━━ Stored records

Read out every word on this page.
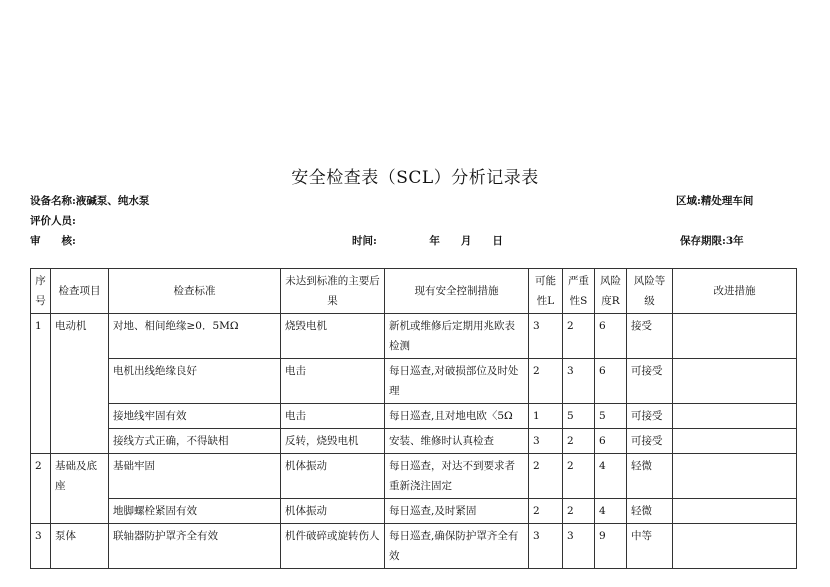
安全检查表（SCL）分析记录表
设备名称:液碱泵、纯水泵	区域:精处理车间
评价人员:
审　　核:	时间:　　　　　年　　月　　日	保存期限:3年
序号	检查项目	检查标准	未达到标准的主要后果	现有安全控制措施	可能性L	严重性S	风险度R	风险等级	改进措施
1	电动机	对地、相间绝缘≥0．5MΩ	烧毁电机	新机或维修后定期用兆欧表检测	3	2	6	接受	
		电机出线绝缘良好	电击	每日巡查,对破损部位及时处理	2	3	6	可接受	
		接地线牢固有效	电击	每日巡查,且对地电欧〈5Ω	1	5	5	可接受	
		接线方式正确，不得缺相	反转，烧毁电机	安装、维修时认真检查	3	2	6	可接受	
2	基础及底座	基础牢固	机体振动	每日巡查，对达不到要求者重新浇注固定	2	2	4	轻微	
		地脚螺栓紧固有效	机体振动	每日巡查,及时紧固	2	2	4	轻微	
3	泵体	联轴器防护罩齐全有效	机件破碎或旋转伤人	每日巡查,确保防护罩齐全有效	3	3	9	中等	
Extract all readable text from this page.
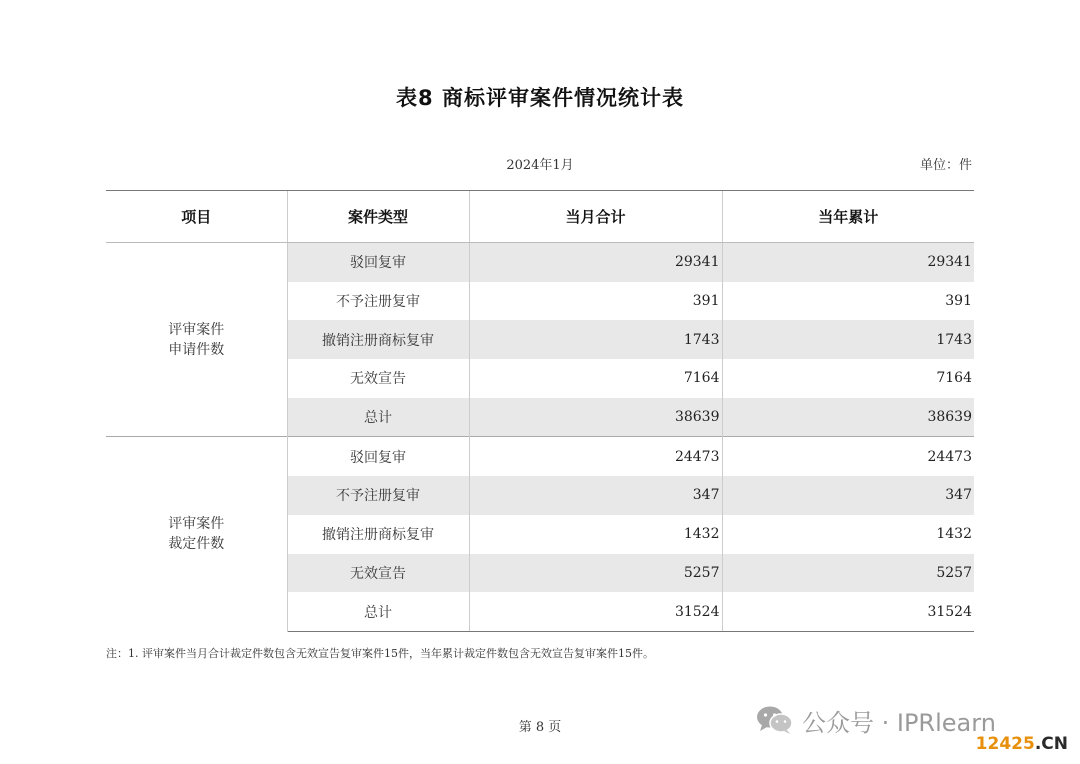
表8 商标评审案件情况统计表
2024年1月	单位：件
项目	案件类型	当月合计	当年累计
评审案件
申请件数	驳回复审	29341	29341
	不予注册复审	391	391
	撤销注册商标复审	1743	1743
	无效宣告	7164	7164
	总计	38639	38639
评审案件
裁定件数	驳回复审	24473	24473
	不予注册复审	347	347
	撤销注册商标复审	1432	1432
	无效宣告	5257	5257
	总计	31524	31524
注：1. 评审案件当月合计裁定件数包含无效宣告复审案件15件，当年累计裁定件数包含无效宣告复审案件15件。
第 8 页	公众号 · IPRlearn
12425.CN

━━━━

#### Exercise instructions:
Exclude all pictures and reproduce exactly the lines from the one containing "Extract all readable text from this page." through the final line of the entries above.

#### Response:
Extract all readable text from this page.
表8 商标评审案件情况统计表
2024年1月	单位：件
项目	案件类型	当月合计	当年累计
评审案件
申请件数	驳回复审	29341	29341
	不予注册复审	391	391
	撤销注册商标复审	1743	1743
	无效宣告	7164	7164
	总计	38639	38639
评审案件
裁定件数	驳回复审	24473	24473
	不予注册复审	347	347
	撤销注册商标复审	1432	1432
	无效宣告	5257	5257
	总计	31524	31524
注：1. 评审案件当月合计裁定件数包含无效宣告复审案件15件，当年累计裁定件数包含无效宣告复审案件15件。
第 8 页	公众号 · IPRlearn
12425.CN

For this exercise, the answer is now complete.